Short exercise:
Below are records; count the lines that contain "this" and give only the total.

[Data records]
================
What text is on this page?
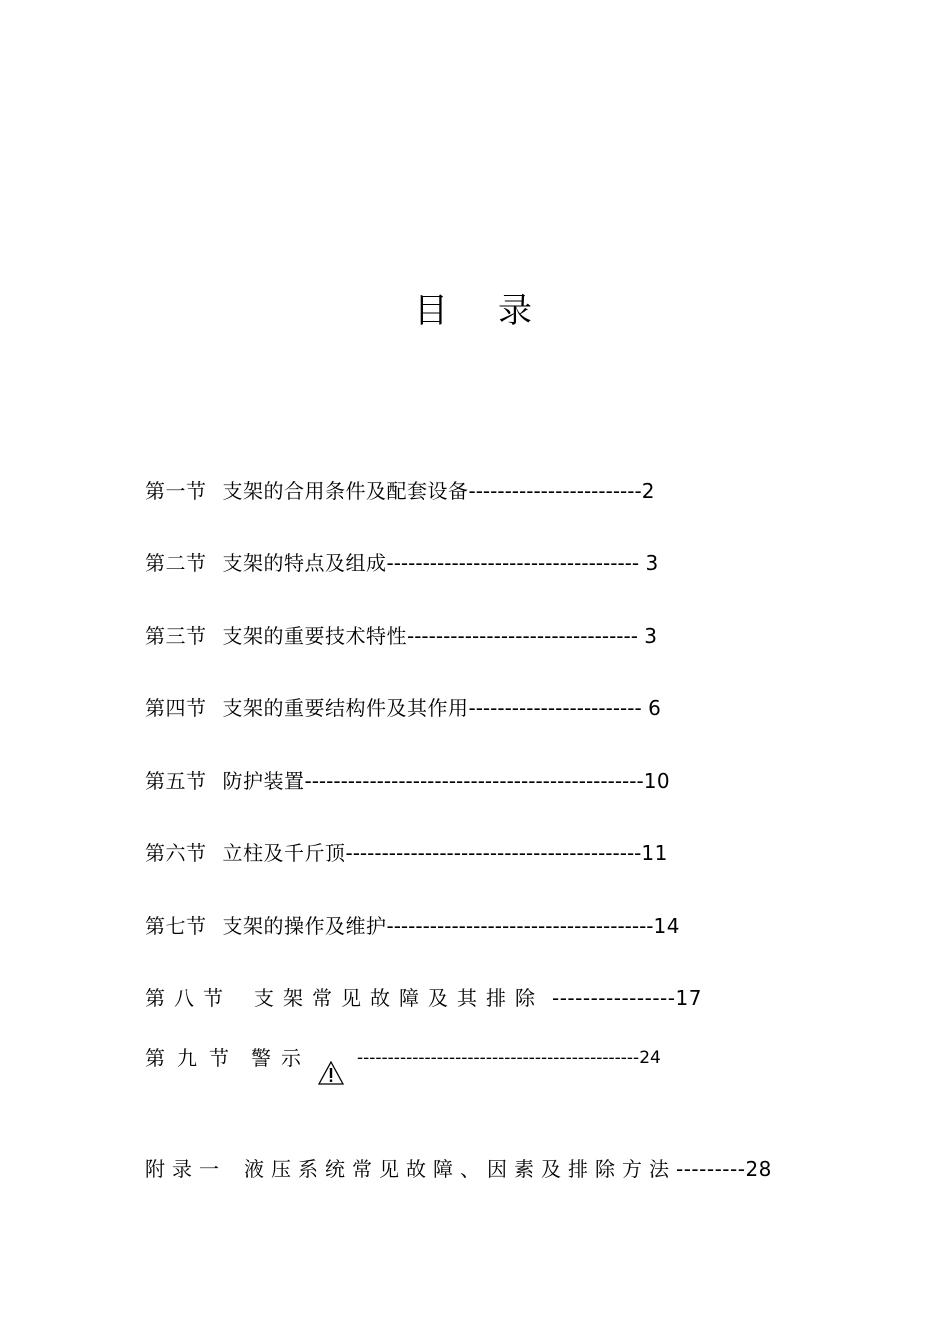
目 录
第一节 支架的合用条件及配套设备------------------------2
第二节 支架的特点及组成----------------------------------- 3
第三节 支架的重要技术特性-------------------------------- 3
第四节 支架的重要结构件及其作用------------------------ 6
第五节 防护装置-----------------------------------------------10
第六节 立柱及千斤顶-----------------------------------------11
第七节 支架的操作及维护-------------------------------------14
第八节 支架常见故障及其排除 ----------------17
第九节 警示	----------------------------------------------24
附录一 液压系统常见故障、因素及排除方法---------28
================
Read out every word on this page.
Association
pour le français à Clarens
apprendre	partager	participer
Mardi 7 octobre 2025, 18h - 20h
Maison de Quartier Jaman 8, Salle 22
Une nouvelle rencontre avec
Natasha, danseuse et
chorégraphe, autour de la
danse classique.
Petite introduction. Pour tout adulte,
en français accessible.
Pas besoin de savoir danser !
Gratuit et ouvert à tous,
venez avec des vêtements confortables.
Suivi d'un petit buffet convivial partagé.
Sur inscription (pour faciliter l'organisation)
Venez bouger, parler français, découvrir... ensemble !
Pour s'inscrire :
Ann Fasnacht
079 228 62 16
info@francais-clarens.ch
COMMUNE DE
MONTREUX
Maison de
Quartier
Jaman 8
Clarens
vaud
================
Solved problem:
2